Each line below should be retyped exactly, with no pictures.
::::
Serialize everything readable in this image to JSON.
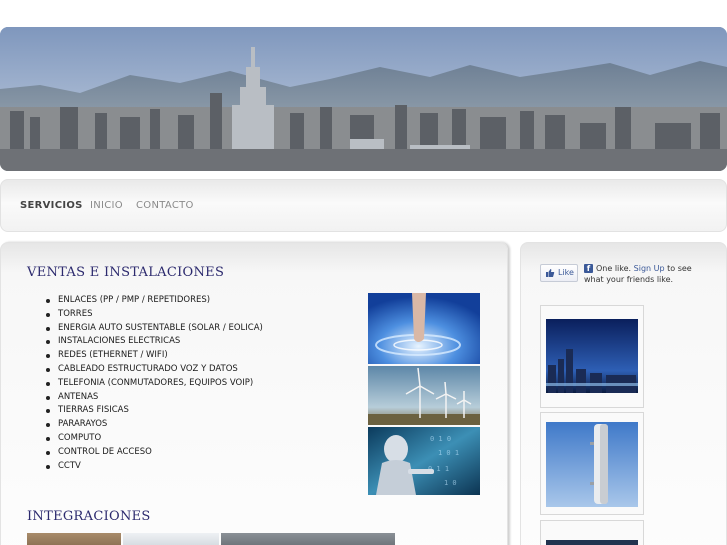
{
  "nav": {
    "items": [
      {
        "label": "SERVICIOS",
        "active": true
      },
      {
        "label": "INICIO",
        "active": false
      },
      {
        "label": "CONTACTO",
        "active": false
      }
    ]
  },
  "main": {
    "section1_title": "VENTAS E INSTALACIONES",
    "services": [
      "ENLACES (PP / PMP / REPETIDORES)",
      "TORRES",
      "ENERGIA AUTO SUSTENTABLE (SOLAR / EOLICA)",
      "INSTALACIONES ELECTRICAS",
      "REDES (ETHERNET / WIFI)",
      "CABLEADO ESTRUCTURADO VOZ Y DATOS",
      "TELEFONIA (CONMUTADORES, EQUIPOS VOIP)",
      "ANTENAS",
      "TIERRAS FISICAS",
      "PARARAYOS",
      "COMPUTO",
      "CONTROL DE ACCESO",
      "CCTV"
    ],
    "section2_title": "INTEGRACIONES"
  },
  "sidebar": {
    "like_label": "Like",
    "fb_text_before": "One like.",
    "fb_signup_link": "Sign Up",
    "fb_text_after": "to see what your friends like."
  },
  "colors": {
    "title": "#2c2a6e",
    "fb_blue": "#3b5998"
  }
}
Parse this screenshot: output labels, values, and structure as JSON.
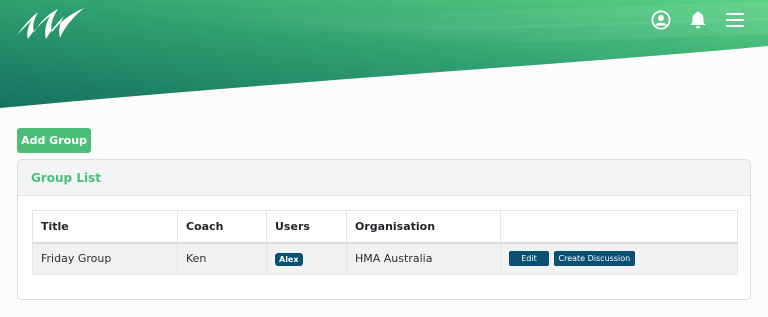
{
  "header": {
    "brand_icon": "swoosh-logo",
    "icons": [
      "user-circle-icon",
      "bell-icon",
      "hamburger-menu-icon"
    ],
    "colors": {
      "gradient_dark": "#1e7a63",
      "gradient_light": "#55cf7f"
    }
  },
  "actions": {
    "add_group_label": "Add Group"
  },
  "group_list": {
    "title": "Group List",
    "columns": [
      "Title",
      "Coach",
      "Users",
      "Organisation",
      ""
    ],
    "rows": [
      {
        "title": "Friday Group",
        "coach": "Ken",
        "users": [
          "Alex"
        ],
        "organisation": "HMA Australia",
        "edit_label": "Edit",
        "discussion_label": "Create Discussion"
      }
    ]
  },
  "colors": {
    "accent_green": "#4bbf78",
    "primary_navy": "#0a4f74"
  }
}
::::
### TASK RESPONSE:
Serialize everything readable in this image to JSON.
{
  "nav": {
    "items": [
      {
        "label": "SERVICIOS",
        "active": true
      },
      {
        "label": "INICIO",
        "active": false
      },
      {
        "label": "CONTACTO",
        "active": false
      }
    ]
  },
  "main": {
    "section1_title": "VENTAS E INSTALACIONES",
    "services": [
      "ENLACES (PP / PMP / REPETIDORES)",
      "TORRES",
      "ENERGIA AUTO SUSTENTABLE (SOLAR / EOLICA)",
      "INSTALACIONES ELECTRICAS",
      "REDES (ETHERNET / WIFI)",
      "CABLEADO ESTRUCTURADO VOZ Y DATOS",
      "TELEFONIA (CONMUTADORES, EQUIPOS VOIP)",
      "ANTENAS",
      "TIERRAS FISICAS",
      "PARARAYOS",
      "COMPUTO",
      "CONTROL DE ACCESO",
      "CCTV"
    ],
    "section2_title": "INTEGRACIONES"
  },
  "sidebar": {
    "like_label": "Like",
    "fb_text_before": "One like.",
    "fb_signup_link": "Sign Up",
    "fb_text_after": "to see what your friends like."
  },
  "colors": {
    "title": "#2c2a6e",
    "fb_blue": "#3b5998"
  }
}
Parse this screenshot: output labels, values, and structure as JSON.
{
  "header": {
    "brand_icon": "swoosh-logo",
    "icons": [
      "user-circle-icon",
      "bell-icon",
      "hamburger-menu-icon"
    ],
    "colors": {
      "gradient_dark": "#1e7a63",
      "gradient_light": "#55cf7f"
    }
  },
  "actions": {
    "add_group_label": "Add Group"
  },
  "group_list": {
    "title": "Group List",
    "columns": [
      "Title",
      "Coach",
      "Users",
      "Organisation",
      ""
    ],
    "rows": [
      {
        "title": "Friday Group",
        "coach": "Ken",
        "users": [
          "Alex"
        ],
        "organisation": "HMA Australia",
        "edit_label": "Edit",
        "discussion_label": "Create Discussion"
      }
    ]
  },
  "colors": {
    "accent_green": "#4bbf78",
    "primary_navy": "#0a4f74"
  }
}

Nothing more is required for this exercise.